Element boundary records:

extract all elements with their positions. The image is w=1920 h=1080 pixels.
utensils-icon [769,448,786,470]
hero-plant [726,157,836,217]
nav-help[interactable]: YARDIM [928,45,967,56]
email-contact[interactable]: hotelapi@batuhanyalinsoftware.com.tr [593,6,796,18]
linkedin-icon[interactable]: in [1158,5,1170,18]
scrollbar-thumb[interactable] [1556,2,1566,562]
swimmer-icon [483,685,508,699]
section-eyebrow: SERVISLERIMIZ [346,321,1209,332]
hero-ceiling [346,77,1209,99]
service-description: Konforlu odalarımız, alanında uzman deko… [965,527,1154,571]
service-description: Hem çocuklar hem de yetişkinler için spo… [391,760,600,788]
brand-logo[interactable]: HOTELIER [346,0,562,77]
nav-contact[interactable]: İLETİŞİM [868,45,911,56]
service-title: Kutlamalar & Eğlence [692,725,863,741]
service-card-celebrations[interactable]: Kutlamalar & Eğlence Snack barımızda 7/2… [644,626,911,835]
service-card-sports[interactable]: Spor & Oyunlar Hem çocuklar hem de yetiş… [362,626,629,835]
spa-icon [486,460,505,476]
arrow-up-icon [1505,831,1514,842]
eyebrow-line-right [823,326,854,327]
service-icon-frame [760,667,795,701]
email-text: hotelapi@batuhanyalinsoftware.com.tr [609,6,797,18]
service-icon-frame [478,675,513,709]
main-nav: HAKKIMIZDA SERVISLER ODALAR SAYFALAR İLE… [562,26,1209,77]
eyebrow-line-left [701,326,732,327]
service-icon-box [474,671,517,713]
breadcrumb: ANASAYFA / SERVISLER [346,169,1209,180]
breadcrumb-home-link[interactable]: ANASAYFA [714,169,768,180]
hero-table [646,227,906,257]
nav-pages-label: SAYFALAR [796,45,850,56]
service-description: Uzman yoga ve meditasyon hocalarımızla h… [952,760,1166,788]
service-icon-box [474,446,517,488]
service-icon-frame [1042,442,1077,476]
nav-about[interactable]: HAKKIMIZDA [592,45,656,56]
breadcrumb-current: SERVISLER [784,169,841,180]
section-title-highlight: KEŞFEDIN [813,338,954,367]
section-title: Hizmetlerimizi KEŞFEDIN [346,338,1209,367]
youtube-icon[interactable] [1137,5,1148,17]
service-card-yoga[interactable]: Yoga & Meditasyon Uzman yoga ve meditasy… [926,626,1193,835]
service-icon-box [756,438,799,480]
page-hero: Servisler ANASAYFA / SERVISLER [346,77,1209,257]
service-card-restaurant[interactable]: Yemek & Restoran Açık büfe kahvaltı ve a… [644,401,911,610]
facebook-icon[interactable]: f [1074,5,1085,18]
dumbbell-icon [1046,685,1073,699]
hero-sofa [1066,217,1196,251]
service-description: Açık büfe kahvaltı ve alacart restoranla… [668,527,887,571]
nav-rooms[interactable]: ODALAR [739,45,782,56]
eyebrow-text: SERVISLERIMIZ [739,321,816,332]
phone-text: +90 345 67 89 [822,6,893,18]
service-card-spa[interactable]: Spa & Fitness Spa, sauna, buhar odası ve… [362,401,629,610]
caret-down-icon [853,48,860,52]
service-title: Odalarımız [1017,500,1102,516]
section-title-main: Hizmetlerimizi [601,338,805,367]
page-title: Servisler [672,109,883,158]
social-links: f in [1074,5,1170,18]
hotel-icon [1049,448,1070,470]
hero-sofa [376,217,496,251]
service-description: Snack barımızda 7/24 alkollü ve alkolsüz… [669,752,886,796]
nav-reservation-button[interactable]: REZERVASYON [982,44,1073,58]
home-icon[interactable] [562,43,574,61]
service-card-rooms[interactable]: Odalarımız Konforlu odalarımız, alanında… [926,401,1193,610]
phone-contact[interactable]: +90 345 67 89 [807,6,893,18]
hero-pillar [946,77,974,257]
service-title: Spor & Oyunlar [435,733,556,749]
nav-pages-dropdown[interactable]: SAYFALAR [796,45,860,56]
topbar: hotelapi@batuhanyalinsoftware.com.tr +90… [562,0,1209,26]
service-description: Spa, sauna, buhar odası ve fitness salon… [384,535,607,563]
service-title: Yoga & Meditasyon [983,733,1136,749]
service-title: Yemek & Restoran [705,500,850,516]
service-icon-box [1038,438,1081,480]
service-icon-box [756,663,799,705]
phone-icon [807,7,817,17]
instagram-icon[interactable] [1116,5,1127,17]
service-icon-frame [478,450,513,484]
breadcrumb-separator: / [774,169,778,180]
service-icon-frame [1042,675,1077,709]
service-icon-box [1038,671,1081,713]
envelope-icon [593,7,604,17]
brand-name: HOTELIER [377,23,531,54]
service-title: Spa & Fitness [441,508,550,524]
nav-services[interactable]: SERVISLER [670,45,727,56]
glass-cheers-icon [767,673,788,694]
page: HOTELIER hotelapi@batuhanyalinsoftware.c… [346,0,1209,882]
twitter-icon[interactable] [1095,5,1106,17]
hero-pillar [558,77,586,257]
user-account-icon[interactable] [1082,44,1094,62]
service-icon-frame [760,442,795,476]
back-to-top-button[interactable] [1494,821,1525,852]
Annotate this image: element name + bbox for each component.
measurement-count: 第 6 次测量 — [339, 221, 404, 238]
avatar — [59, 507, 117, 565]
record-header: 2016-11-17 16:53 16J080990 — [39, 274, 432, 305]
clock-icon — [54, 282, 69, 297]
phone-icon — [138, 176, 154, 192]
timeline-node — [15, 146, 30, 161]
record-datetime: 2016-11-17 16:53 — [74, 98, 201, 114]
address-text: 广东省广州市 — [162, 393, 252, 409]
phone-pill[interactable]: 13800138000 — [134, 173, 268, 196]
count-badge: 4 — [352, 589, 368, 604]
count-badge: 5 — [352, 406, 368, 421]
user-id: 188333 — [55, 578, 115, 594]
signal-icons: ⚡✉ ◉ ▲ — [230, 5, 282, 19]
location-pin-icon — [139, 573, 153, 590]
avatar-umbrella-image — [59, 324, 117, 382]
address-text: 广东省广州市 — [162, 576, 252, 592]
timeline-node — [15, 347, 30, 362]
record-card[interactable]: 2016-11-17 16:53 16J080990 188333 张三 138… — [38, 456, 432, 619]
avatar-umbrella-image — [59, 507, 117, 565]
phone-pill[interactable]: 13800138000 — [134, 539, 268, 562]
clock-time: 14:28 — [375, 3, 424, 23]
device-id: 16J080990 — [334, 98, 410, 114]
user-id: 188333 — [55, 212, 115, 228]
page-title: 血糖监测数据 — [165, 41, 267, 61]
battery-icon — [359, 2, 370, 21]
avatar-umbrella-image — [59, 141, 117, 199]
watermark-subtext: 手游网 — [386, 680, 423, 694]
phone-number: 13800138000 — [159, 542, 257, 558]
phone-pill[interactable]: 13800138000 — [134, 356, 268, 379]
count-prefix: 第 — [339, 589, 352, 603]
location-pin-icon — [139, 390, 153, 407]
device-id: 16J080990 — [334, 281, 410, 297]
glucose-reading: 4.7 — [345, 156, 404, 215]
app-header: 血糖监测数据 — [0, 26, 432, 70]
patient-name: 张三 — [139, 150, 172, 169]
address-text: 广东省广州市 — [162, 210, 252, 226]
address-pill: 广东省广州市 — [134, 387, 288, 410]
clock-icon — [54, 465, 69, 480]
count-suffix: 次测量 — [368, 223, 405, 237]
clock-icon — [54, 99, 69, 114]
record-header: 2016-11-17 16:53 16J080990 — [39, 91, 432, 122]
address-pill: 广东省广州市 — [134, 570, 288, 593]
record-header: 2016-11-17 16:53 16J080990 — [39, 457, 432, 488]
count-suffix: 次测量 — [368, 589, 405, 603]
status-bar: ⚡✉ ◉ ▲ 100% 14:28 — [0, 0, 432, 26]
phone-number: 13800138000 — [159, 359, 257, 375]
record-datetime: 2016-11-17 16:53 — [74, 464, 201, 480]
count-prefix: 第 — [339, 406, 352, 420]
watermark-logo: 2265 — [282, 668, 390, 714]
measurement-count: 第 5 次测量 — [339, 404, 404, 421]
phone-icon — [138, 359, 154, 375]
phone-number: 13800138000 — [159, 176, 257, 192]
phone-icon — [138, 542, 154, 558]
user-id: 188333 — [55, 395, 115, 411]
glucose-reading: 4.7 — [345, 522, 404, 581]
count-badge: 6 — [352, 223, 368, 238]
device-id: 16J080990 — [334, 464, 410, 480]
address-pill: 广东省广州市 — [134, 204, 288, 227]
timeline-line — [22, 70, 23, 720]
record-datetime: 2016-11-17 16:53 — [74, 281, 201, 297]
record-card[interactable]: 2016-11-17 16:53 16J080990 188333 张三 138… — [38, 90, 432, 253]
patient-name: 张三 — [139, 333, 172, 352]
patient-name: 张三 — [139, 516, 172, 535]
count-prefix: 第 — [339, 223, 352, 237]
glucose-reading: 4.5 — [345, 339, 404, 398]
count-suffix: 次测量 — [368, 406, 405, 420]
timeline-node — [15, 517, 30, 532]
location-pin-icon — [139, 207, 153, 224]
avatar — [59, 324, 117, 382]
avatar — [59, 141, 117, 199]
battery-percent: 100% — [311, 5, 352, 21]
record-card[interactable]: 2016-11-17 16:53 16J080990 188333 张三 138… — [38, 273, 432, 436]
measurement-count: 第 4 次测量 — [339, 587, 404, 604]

TASK STATEMENT –
Starting at the top of the data and stopping after the line that contains "linkedin-icon[interactable]: in [1158,5,1170,18]", rewrite those lines with "YARDIM" changed to "DESTEK" and everything else left as it is.

ANSWER TO THE EXERCISE –
extract all elements with their positions. The image is w=1920 h=1080 pixels.
utensils-icon [769,448,786,470]
hero-plant [726,157,836,217]
nav-help[interactable]: DESTEK [928,45,967,56]
email-contact[interactable]: hotelapi@batuhanyalinsoftware.com.tr [593,6,796,18]
linkedin-icon[interactable]: in [1158,5,1170,18]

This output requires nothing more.